(Collected data entries)
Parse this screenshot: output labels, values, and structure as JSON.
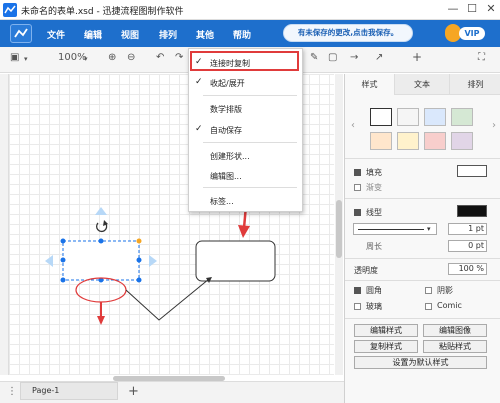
{
  "window": {
    "title": "未命名的表单.xsd - 迅捷流程图制作软件",
    "min": "—",
    "max": "☐",
    "close": "✕"
  },
  "menu": {
    "items": [
      "文件",
      "编辑",
      "视图",
      "排列",
      "其他",
      "帮助"
    ],
    "notice": "有未保存的更改,点击我保存。",
    "vip": "VIP"
  },
  "toolbar": {
    "zoom": "100%"
  },
  "dropdown": {
    "items": [
      {
        "label": "连接时复制",
        "checked": true
      },
      {
        "label": "收起/展开",
        "checked": true
      },
      {
        "label": "数学排版",
        "checked": false
      },
      {
        "label": "自动保存",
        "checked": true
      },
      {
        "label": "创建形状...",
        "checked": false
      },
      {
        "label": "编辑图...",
        "checked": false
      },
      {
        "label": "标签...",
        "checked": false
      }
    ],
    "check_mark": "✓"
  },
  "panel": {
    "tabs": [
      "样式",
      "文本",
      "排列"
    ],
    "fill_label": "填充",
    "gradient_label": "渐变",
    "line_label": "线型",
    "line_width": "1 pt",
    "perimeter_label": "周长",
    "perimeter_value": "0 pt",
    "opacity_label": "透明度",
    "opacity_value": "100 %",
    "rounded": "圆角",
    "shadow": "阴影",
    "glass": "玻璃",
    "comic": "Comic",
    "btn_edit_style": "编辑样式",
    "btn_edit_image": "编辑图像",
    "btn_copy_style": "复制样式",
    "btn_paste_style": "粘贴样式",
    "btn_default_style": "设置为默认样式",
    "swatch_colors": [
      "#ffffff",
      "#f5f5f5",
      "#dae8fc",
      "#d5e8d4",
      "#ffe6cc",
      "#fff2cc",
      "#f8cecc",
      "#e1d5e7"
    ]
  },
  "bottom": {
    "page": "Page-1",
    "add": "+",
    "more": "⋮"
  },
  "colors": {
    "accent": "#1e6fcc",
    "highlight": "#e03b3b",
    "selection": "#1a73e8"
  }
}
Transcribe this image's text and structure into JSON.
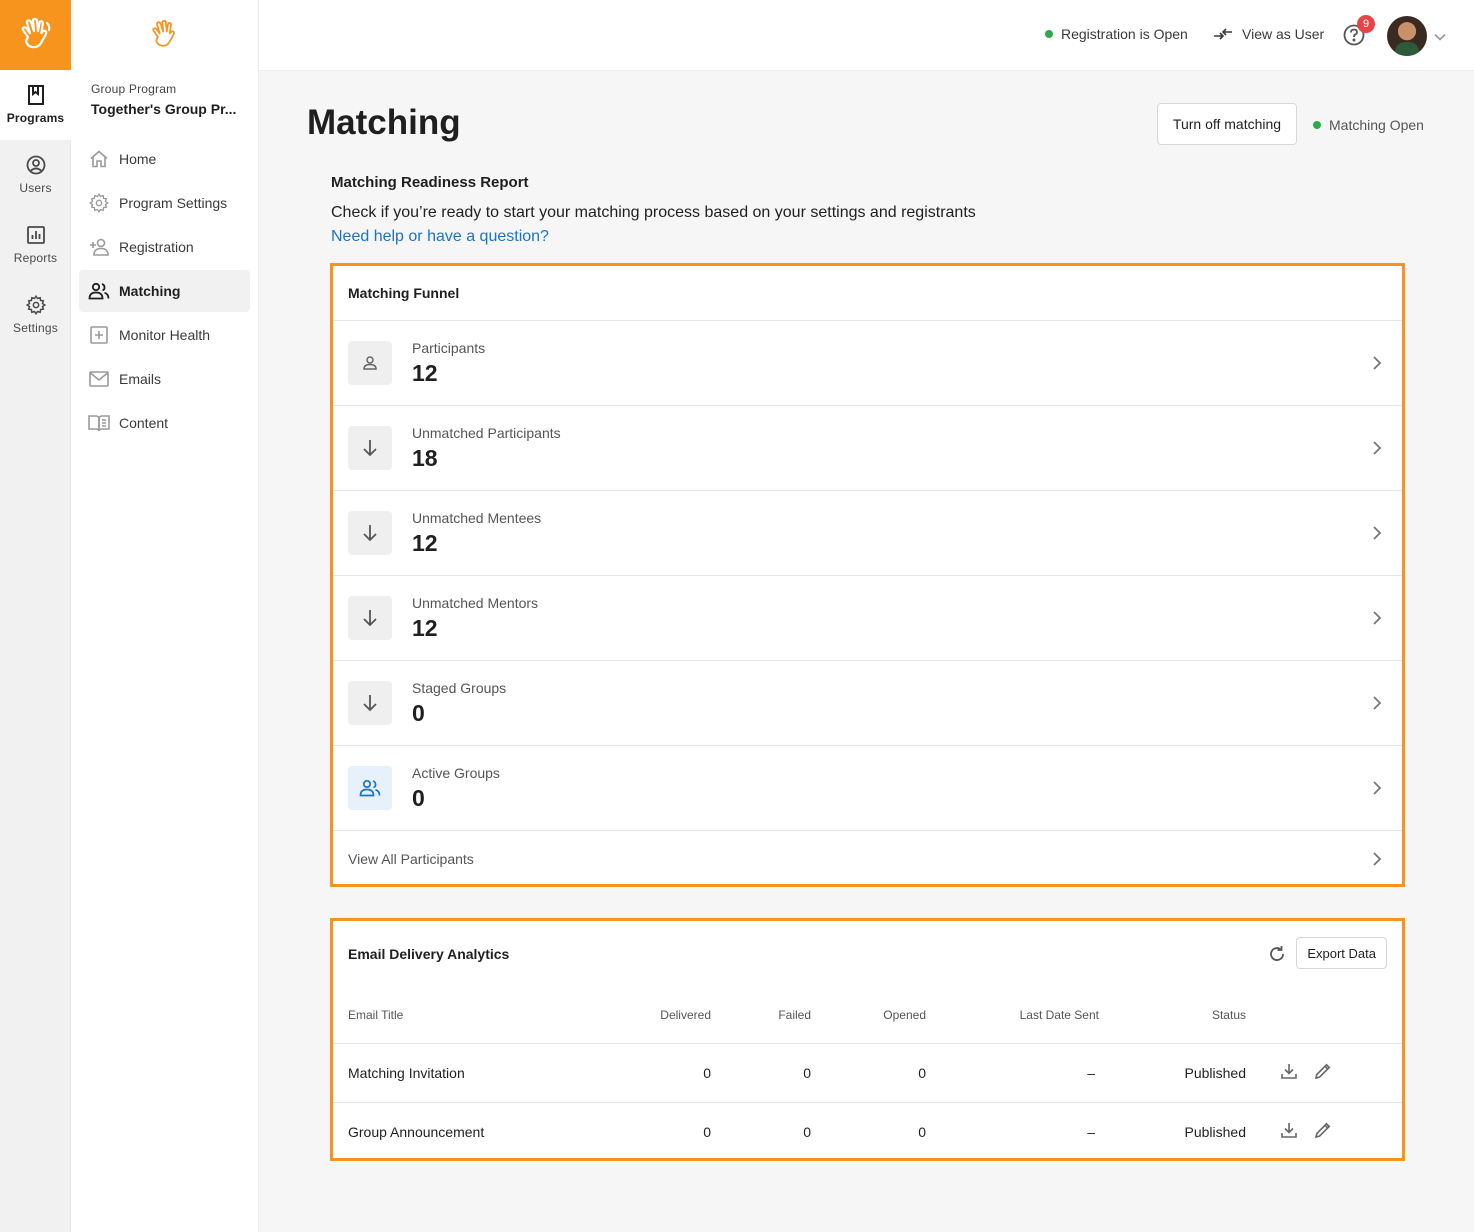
{
  "rail": {
    "items": [
      {
        "label": "Programs",
        "icon": "bookmark-icon",
        "active": true
      },
      {
        "label": "Users",
        "icon": "user-circle-icon",
        "active": false
      },
      {
        "label": "Reports",
        "icon": "bar-chart-icon",
        "active": false
      },
      {
        "label": "Settings",
        "icon": "gear-icon",
        "active": false
      }
    ]
  },
  "subnav": {
    "program_type": "Group Program",
    "program_name": "Together's Group Pr...",
    "items": [
      {
        "label": "Home",
        "icon": "home-icon"
      },
      {
        "label": "Program Settings",
        "icon": "gear-icon"
      },
      {
        "label": "Registration",
        "icon": "add-user-icon"
      },
      {
        "label": "Matching",
        "icon": "people-icon"
      },
      {
        "label": "Monitor Health",
        "icon": "plus-square-icon"
      },
      {
        "label": "Emails",
        "icon": "mail-icon"
      },
      {
        "label": "Content",
        "icon": "book-icon"
      }
    ],
    "active": "Matching"
  },
  "topbar": {
    "registration_status": "Registration is Open",
    "view_as_user": "View as User",
    "notification_count": "9"
  },
  "page": {
    "title": "Matching",
    "turn_off_button": "Turn off matching",
    "matching_status": "Matching Open"
  },
  "report": {
    "title": "Matching Readiness Report",
    "description": "Check if you’re ready to start your matching process based on your settings and registrants",
    "help_link": "Need help or have a question?"
  },
  "funnel": {
    "title": "Matching Funnel",
    "rows": [
      {
        "label": "Participants",
        "value": "12",
        "icon": "person-icon"
      },
      {
        "label": "Unmatched Participants",
        "value": "18",
        "icon": "arrow-down-icon"
      },
      {
        "label": "Unmatched Mentees",
        "value": "12",
        "icon": "arrow-down-icon"
      },
      {
        "label": "Unmatched Mentors",
        "value": "12",
        "icon": "arrow-down-icon"
      },
      {
        "label": "Staged Groups",
        "value": "0",
        "icon": "arrow-down-icon"
      },
      {
        "label": "Active Groups",
        "value": "0",
        "icon": "people-icon"
      }
    ],
    "view_all": "View All Participants"
  },
  "email_analytics": {
    "title": "Email Delivery Analytics",
    "export_button": "Export Data",
    "columns": [
      "Email Title",
      "Delivered",
      "Failed",
      "Opened",
      "Last Date Sent",
      "Status"
    ],
    "rows": [
      {
        "title": "Matching Invitation",
        "delivered": "0",
        "failed": "0",
        "opened": "0",
        "last_sent": "–",
        "status": "Published"
      },
      {
        "title": "Group Announcement",
        "delivered": "0",
        "failed": "0",
        "opened": "0",
        "last_sent": "–",
        "status": "Published"
      }
    ]
  },
  "colors": {
    "brand_orange": "#f7941d",
    "status_green": "#2daa4b",
    "link_blue": "#1a73c8",
    "badge_red": "#e54545"
  }
}
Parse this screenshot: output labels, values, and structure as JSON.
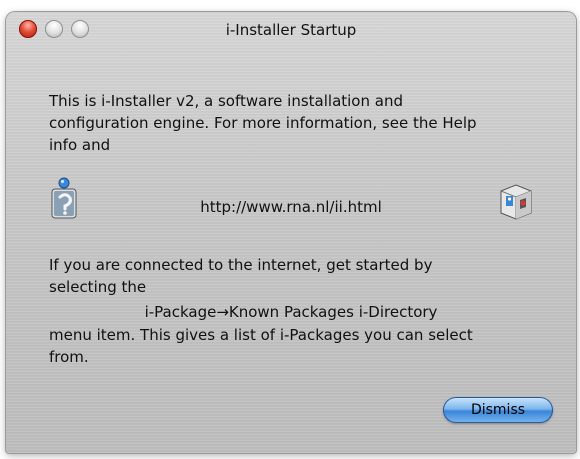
{
  "window": {
    "title": "i-Installer Startup"
  },
  "content": {
    "intro_line1": "This is i-Installer v2, a software installation and",
    "intro_line2": "configuration engine. For more information, see the Help",
    "intro_line3": "info and",
    "url": "http://www.rna.nl/ii.html",
    "connect_line1": "If you are connected to the internet, get started by",
    "connect_line2": "selecting the",
    "menu_path": "i-Package→Known Packages i-Directory",
    "menu_line1": "menu item. This gives a list of i-Packages you can select",
    "menu_line2": "from."
  },
  "buttons": {
    "dismiss": "Dismiss"
  },
  "icons": {
    "left": "i-installer-help-icon",
    "right": "i-installer-box-icon"
  },
  "colors": {
    "close": "#e04a35",
    "button": "#3a86d9"
  }
}
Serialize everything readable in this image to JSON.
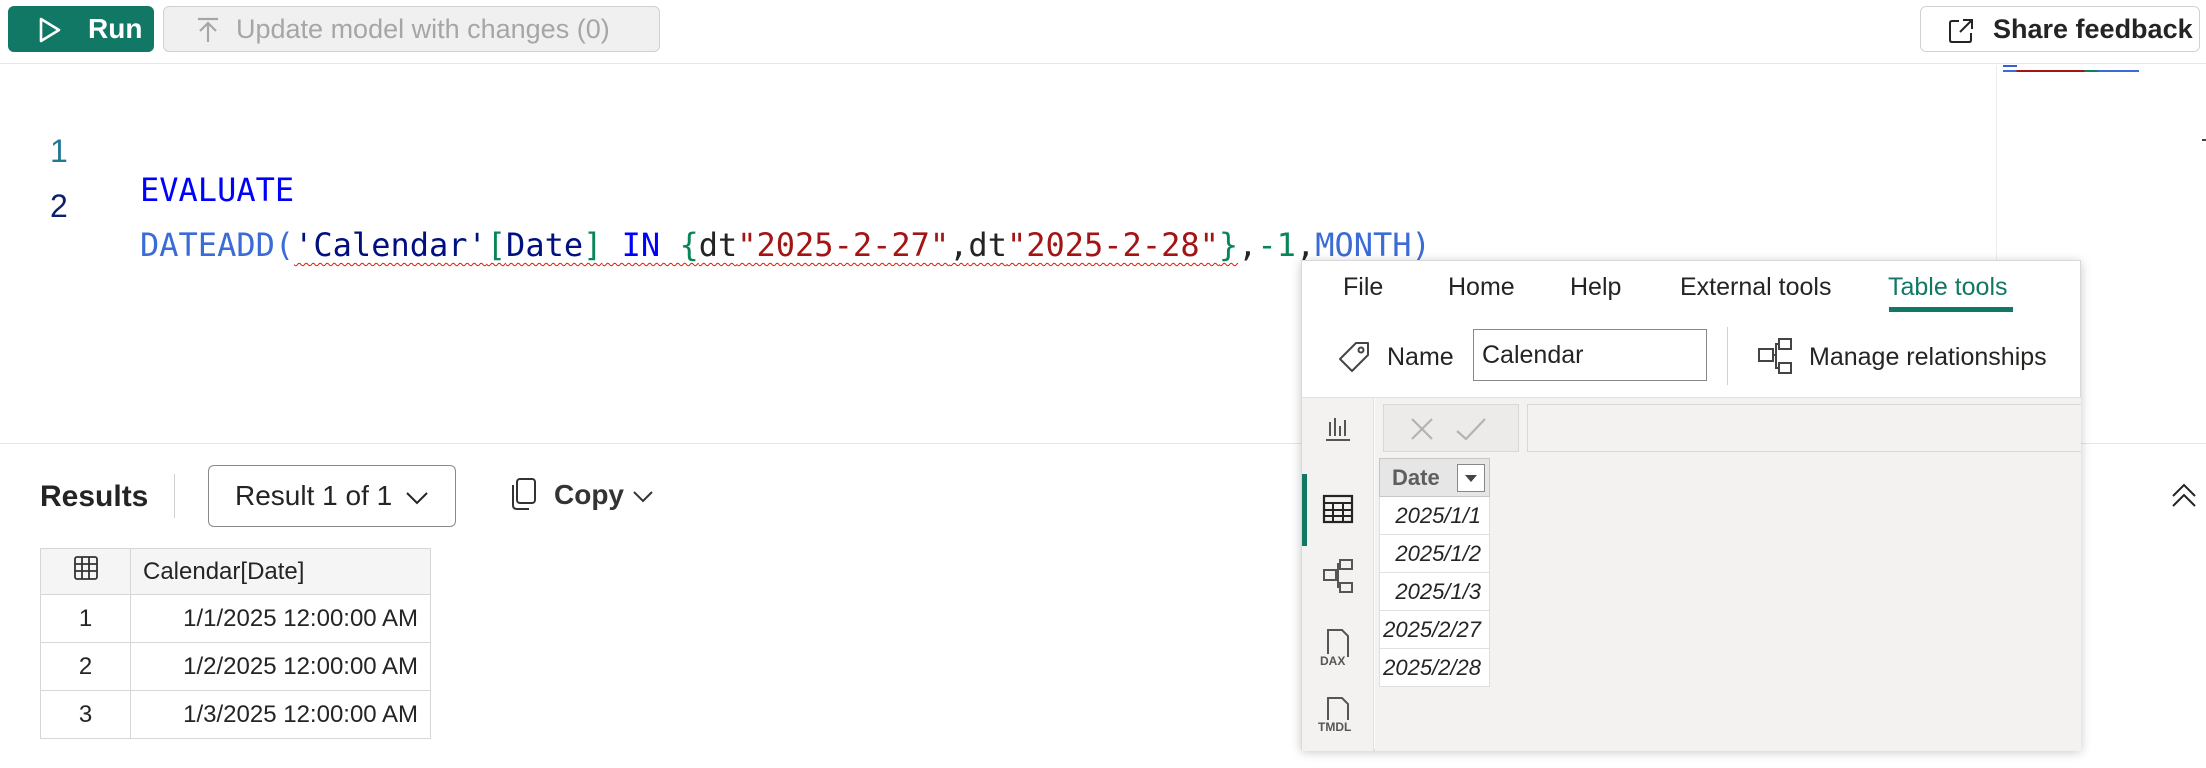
{
  "toolbar": {
    "run_label": "Run",
    "update_label": "Update model with changes (0)",
    "share_label": "Share feedback"
  },
  "editor": {
    "lines": [
      {
        "num": "1",
        "text": "EVALUATE"
      },
      {
        "num": "2",
        "tokens": {
          "fn1": "DATEADD(",
          "tbl": "'Calendar'",
          "b1": "[",
          "col": "Date",
          "b2": "]",
          "in": " IN ",
          "brace1": "{",
          "dt1": "dt",
          "s1": "\"2025-2-27\"",
          "comma1": ",",
          "dt2": "dt",
          "s2": "\"2025-2-28\"",
          "brace2": "}",
          "comma2": ",",
          "neg": "-1",
          "comma3": ",",
          "month": "MONTH",
          "close": ")"
        }
      }
    ]
  },
  "results": {
    "title": "Results",
    "selector": "Result 1 of 1",
    "copy_label": "Copy",
    "column": "Calendar[Date]",
    "rows": [
      {
        "n": "1",
        "v": "1/1/2025 12:00:00 AM"
      },
      {
        "n": "2",
        "v": "1/2/2025 12:00:00 AM"
      },
      {
        "n": "3",
        "v": "1/3/2025 12:00:00 AM"
      }
    ]
  },
  "pbi": {
    "menu": [
      "File",
      "Home",
      "Help",
      "External tools",
      "Table tools"
    ],
    "active_tab": "Table tools",
    "name_label": "Name",
    "name_value": "Calendar",
    "manage_label": "Manage relationships",
    "nav_icons": [
      "report-view-icon",
      "table-view-icon",
      "model-view-icon",
      "dax-query-view-icon",
      "tmdl-view-icon"
    ],
    "nav_dax": "DAX",
    "nav_tmdl": "TMDL",
    "table": {
      "header": "Date",
      "rows": [
        "2025/1/1",
        "2025/1/2",
        "2025/1/3",
        "2025/2/27",
        "2025/2/28"
      ]
    }
  },
  "colors": {
    "accent": "#117865",
    "keyword": "#0000ff",
    "function": "#3b6bd6",
    "string": "#a31515",
    "error_squiggle": "#e51400"
  }
}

### [WRITTEN PROBLEM]
All of the records above must be copied exactly, except for the pictures.

### [RESULT BELOW]
Parse this screenshot: output labels, values, and structure as JSON.
{
  "window": {
    "title": "未命名的表单.xsd - 迅捷流程图制作软件",
    "min": "—",
    "max": "☐",
    "close": "✕"
  },
  "menu": {
    "items": [
      "文件",
      "编辑",
      "视图",
      "排列",
      "其他",
      "帮助"
    ],
    "notice": "有未保存的更改,点击我保存。",
    "vip": "VIP"
  },
  "toolbar": {
    "zoom": "100%"
  },
  "dropdown": {
    "items": [
      {
        "label": "连接时复制",
        "checked": true
      },
      {
        "label": "收起/展开",
        "checked": true
      },
      {
        "label": "数学排版",
        "checked": false
      },
      {
        "label": "自动保存",
        "checked": true
      },
      {
        "label": "创建形状...",
        "checked": false
      },
      {
        "label": "编辑图...",
        "checked": false
      },
      {
        "label": "标签...",
        "checked": false
      }
    ],
    "check_mark": "✓"
  },
  "panel": {
    "tabs": [
      "样式",
      "文本",
      "排列"
    ],
    "fill_label": "填充",
    "gradient_label": "渐变",
    "line_label": "线型",
    "line_width": "1 pt",
    "perimeter_label": "周长",
    "perimeter_value": "0 pt",
    "opacity_label": "透明度",
    "opacity_value": "100 %",
    "rounded": "圆角",
    "shadow": "阴影",
    "glass": "玻璃",
    "comic": "Comic",
    "btn_edit_style": "编辑样式",
    "btn_edit_image": "编辑图像",
    "btn_copy_style": "复制样式",
    "btn_paste_style": "粘贴样式",
    "btn_default_style": "设置为默认样式",
    "swatch_colors": [
      "#ffffff",
      "#f5f5f5",
      "#dae8fc",
      "#d5e8d4",
      "#ffe6cc",
      "#fff2cc",
      "#f8cecc",
      "#e1d5e7"
    ]
  },
  "bottom": {
    "page": "Page-1",
    "add": "+",
    "more": "⋮"
  },
  "colors": {
    "accent": "#1e6fcc",
    "highlight": "#e03b3b",
    "selection": "#1a73e8"
  }
}
Transcribe this image's text and structure into JSON.
{
  "rail": {
    "items": [
      {
        "label": "Programs",
        "icon": "bookmark-icon",
        "active": true
      },
      {
        "label": "Users",
        "icon": "user-circle-icon",
        "active": false
      },
      {
        "label": "Reports",
        "icon": "bar-chart-icon",
        "active": false
      },
      {
        "label": "Settings",
        "icon": "gear-icon",
        "active": false
      }
    ]
  },
  "subnav": {
    "program_type": "Group Program",
    "program_name": "Together's Group Pr...",
    "items": [
      {
        "label": "Home",
        "icon": "home-icon"
      },
      {
        "label": "Program Settings",
        "icon": "gear-icon"
      },
      {
        "label": "Registration",
        "icon": "add-user-icon"
      },
      {
        "label": "Matching",
        "icon": "people-icon"
      },
      {
        "label": "Monitor Health",
        "icon": "plus-square-icon"
      },
      {
        "label": "Emails",
        "icon": "mail-icon"
      },
      {
        "label": "Content",
        "icon": "book-icon"
      }
    ],
    "active": "Matching"
  },
  "topbar": {
    "registration_status": "Registration is Open",
    "view_as_user": "View as User",
    "notification_count": "9"
  },
  "page": {
    "title": "Matching",
    "turn_off_button": "Turn off matching",
    "matching_status": "Matching Open"
  },
  "report": {
    "title": "Matching Readiness Report",
    "description": "Check if you’re ready to start your matching process based on your settings and registrants",
    "help_link": "Need help or have a question?"
  },
  "funnel": {
    "title": "Matching Funnel",
    "rows": [
      {
        "label": "Participants",
        "value": "12",
        "icon": "person-icon"
      },
      {
        "label": "Unmatched Participants",
        "value": "18",
        "icon": "arrow-down-icon"
      },
      {
        "label": "Unmatched Mentees",
        "value": "12",
        "icon": "arrow-down-icon"
      },
      {
        "label": "Unmatched Mentors",
        "value": "12",
        "icon": "arrow-down-icon"
      },
      {
        "label": "Staged Groups",
        "value": "0",
        "icon": "arrow-down-icon"
      },
      {
        "label": "Active Groups",
        "value": "0",
        "icon": "people-icon"
      }
    ],
    "view_all": "View All Participants"
  },
  "email_analytics": {
    "title": "Email Delivery Analytics",
    "export_button": "Export Data",
    "columns": [
      "Email Title",
      "Delivered",
      "Failed",
      "Opened",
      "Last Date Sent",
      "Status"
    ],
    "rows": [
      {
        "title": "Matching Invitation",
        "delivered": "0",
        "failed": "0",
        "opened": "0",
        "last_sent": "–",
        "status": "Published"
      },
      {
        "title": "Group Announcement",
        "delivered": "0",
        "failed": "0",
        "opened": "0",
        "last_sent": "–",
        "status": "Published"
      }
    ]
  },
  "colors": {
    "brand_orange": "#f7941d",
    "status_green": "#2daa4b",
    "link_blue": "#1a73c8",
    "badge_red": "#e54545"
  }
}
Parse this screenshot: output labels, values, and structure as JSON.
{
  "window": {
    "title": "i-Installer Startup"
  },
  "content": {
    "intro_line1": "This is i-Installer v2, a software installation and",
    "intro_line2": "configuration engine. For more information, see the Help",
    "intro_line3": "info and",
    "url": "http://www.rna.nl/ii.html",
    "connect_line1": "If you are connected to the internet, get started by",
    "connect_line2": "selecting the",
    "menu_path": "i-Package→Known Packages i-Directory",
    "menu_line1": "menu item. This gives a list of i-Packages you can select",
    "menu_line2": "from."
  },
  "buttons": {
    "dismiss": "Dismiss"
  },
  "icons": {
    "left": "i-installer-help-icon",
    "right": "i-installer-box-icon"
  },
  "colors": {
    "close": "#e04a35",
    "button": "#3a86d9"
  }
}
Serialize everything readable in this image to JSON.
{
  "toolbar": {
    "run_label": "Run",
    "update_label": "Update model with changes (0)",
    "share_label": "Share feedback"
  },
  "editor": {
    "lines": [
      {
        "num": "1",
        "text": "EVALUATE"
      },
      {
        "num": "2",
        "tokens": {
          "fn1": "DATEADD(",
          "tbl": "'Calendar'",
          "b1": "[",
          "col": "Date",
          "b2": "]",
          "in": " IN ",
          "brace1": "{",
          "dt1": "dt",
          "s1": "\"2025-2-27\"",
          "comma1": ",",
          "dt2": "dt",
          "s2": "\"2025-2-28\"",
          "brace2": "}",
          "comma2": ",",
          "neg": "-1",
          "comma3": ",",
          "month": "MONTH",
          "close": ")"
        }
      }
    ]
  },
  "results": {
    "title": "Results",
    "selector": "Result 1 of 1",
    "copy_label": "Copy",
    "column": "Calendar[Date]",
    "rows": [
      {
        "n": "1",
        "v": "1/1/2025 12:00:00 AM"
      },
      {
        "n": "2",
        "v": "1/2/2025 12:00:00 AM"
      },
      {
        "n": "3",
        "v": "1/3/2025 12:00:00 AM"
      }
    ]
  },
  "pbi": {
    "menu": [
      "File",
      "Home",
      "Help",
      "External tools",
      "Table tools"
    ],
    "active_tab": "Table tools",
    "name_label": "Name",
    "name_value": "Calendar",
    "manage_label": "Manage relationships",
    "nav_icons": [
      "report-view-icon",
      "table-view-icon",
      "model-view-icon",
      "dax-query-view-icon",
      "tmdl-view-icon"
    ],
    "nav_dax": "DAX",
    "nav_tmdl": "TMDL",
    "table": {
      "header": "Date",
      "rows": [
        "2025/1/1",
        "2025/1/2",
        "2025/1/3",
        "2025/2/27",
        "2025/2/28"
      ]
    }
  },
  "colors": {
    "accent": "#117865",
    "keyword": "#0000ff",
    "function": "#3b6bd6",
    "string": "#a31515",
    "error_squiggle": "#e51400"
  }
}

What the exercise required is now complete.